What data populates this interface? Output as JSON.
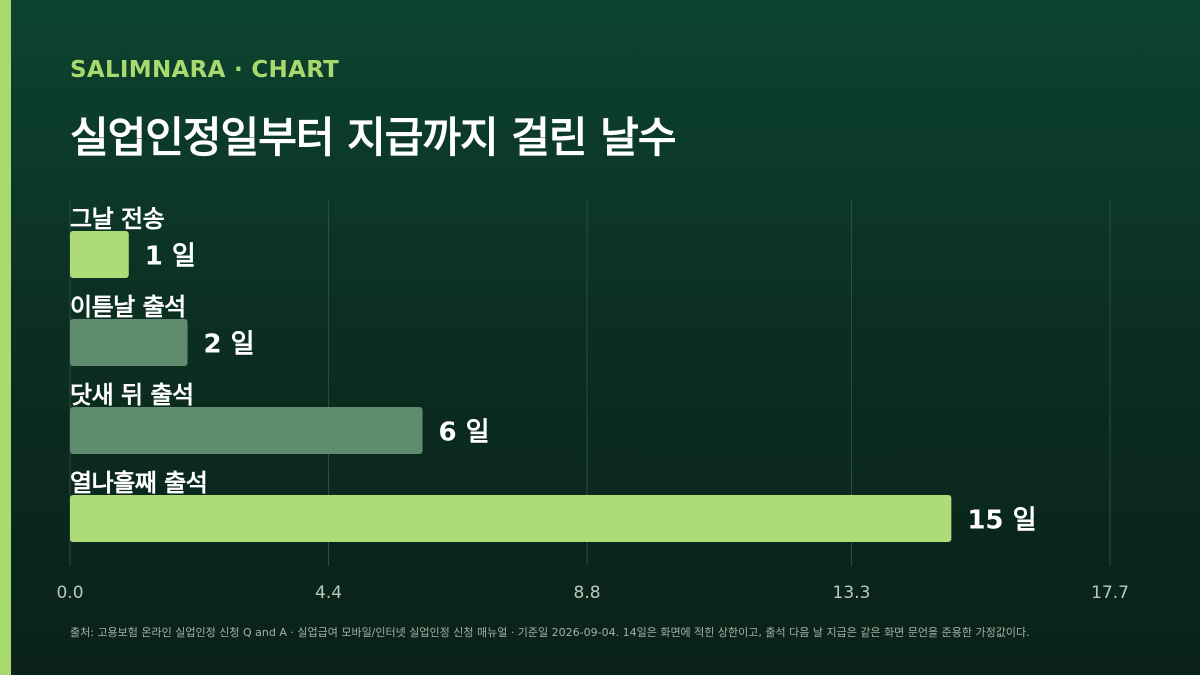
{
  "brand": "SALIMNARA · CHART",
  "title": "실업인정일부터 지급까지 걸린 날수",
  "footnote": "출처: 고용보험 온라인 실업인정 신청 Q and A · 실업급여 모바일/인터넷 실업인정 신청 매뉴얼 · 기준일 2026-09-04. 14일은 화면에 적힌 상한이고, 출석 다음 날 지급은 같은 화면 문언을 준용한 가정값이다.",
  "colors": {
    "highlight": "#acdb78",
    "muted": "#5f8b6f",
    "grid": "#2b4f3d",
    "tick": "#b9c9bd"
  },
  "chart_data": {
    "type": "bar",
    "orientation": "horizontal",
    "categories": [
      "그날 전송",
      "이튿날 출석",
      "닷새 뒤 출석",
      "열나흘째 출석"
    ],
    "values": [
      1,
      2,
      6,
      15
    ],
    "value_labels": [
      "1 일",
      "2 일",
      "6 일",
      "15 일"
    ],
    "highlighted": [
      true,
      false,
      false,
      true
    ],
    "xlim": [
      0,
      17.7
    ],
    "xticks": [
      0,
      4.4,
      8.8,
      13.3,
      17.7
    ],
    "xtick_labels": [
      "0.0",
      "4.4",
      "8.8",
      "13.3",
      "17.7"
    ],
    "grid": true
  }
}
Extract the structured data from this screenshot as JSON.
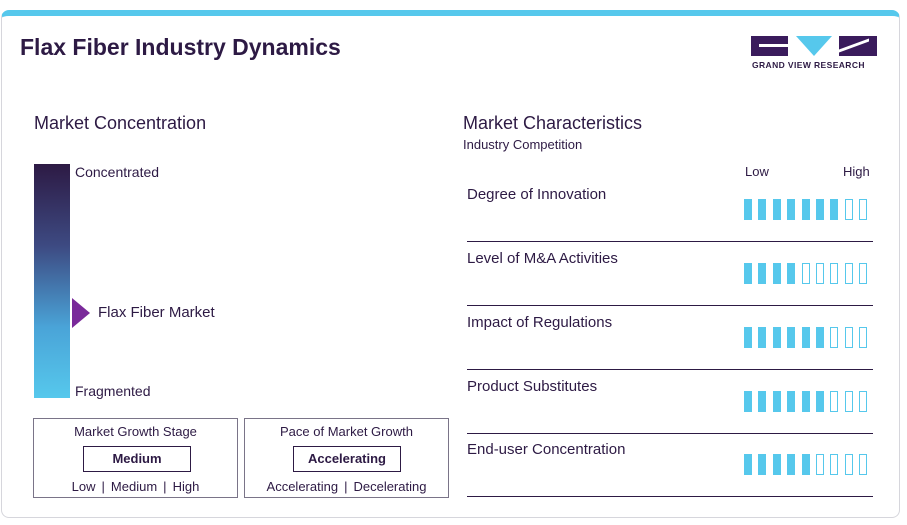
{
  "header": {
    "title": "Flax Fiber Industry Dynamics",
    "logo_text": "GRAND VIEW RESEARCH"
  },
  "concentration": {
    "title": "Market Concentration",
    "top_label": "Concentrated",
    "bottom_label": "Fragmented",
    "marker_label": "Flax Fiber Market"
  },
  "growth_stage": {
    "title": "Market Growth Stage",
    "value": "Medium",
    "options": [
      "Low",
      "Medium",
      "High"
    ]
  },
  "growth_pace": {
    "title": "Pace of Market Growth",
    "value": "Accelerating",
    "options": [
      "Accelerating",
      "Decelerating"
    ]
  },
  "characteristics": {
    "title": "Market Characteristics",
    "subtitle": "Industry Competition",
    "low_label": "Low",
    "high_label": "High",
    "segments_total": 9,
    "rows": [
      {
        "label": "Degree of Innovation",
        "level": 7
      },
      {
        "label": "Level of M&A Activities",
        "level": 4
      },
      {
        "label": "Impact of Regulations",
        "level": 6
      },
      {
        "label": "Product Substitutes",
        "level": 6
      },
      {
        "label": "End-user Concentration",
        "level": 5
      }
    ]
  },
  "colors": {
    "dark": "#2d1a44",
    "accent": "#56c8ec",
    "marker": "#7a2a9a"
  }
}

Task details:
From the data above, pick out each line containing "Fiber" and copy it.

Solution below:
    "title": "Flax Fiber Industry Dynamics",
    "marker_label": "Flax Fiber Market"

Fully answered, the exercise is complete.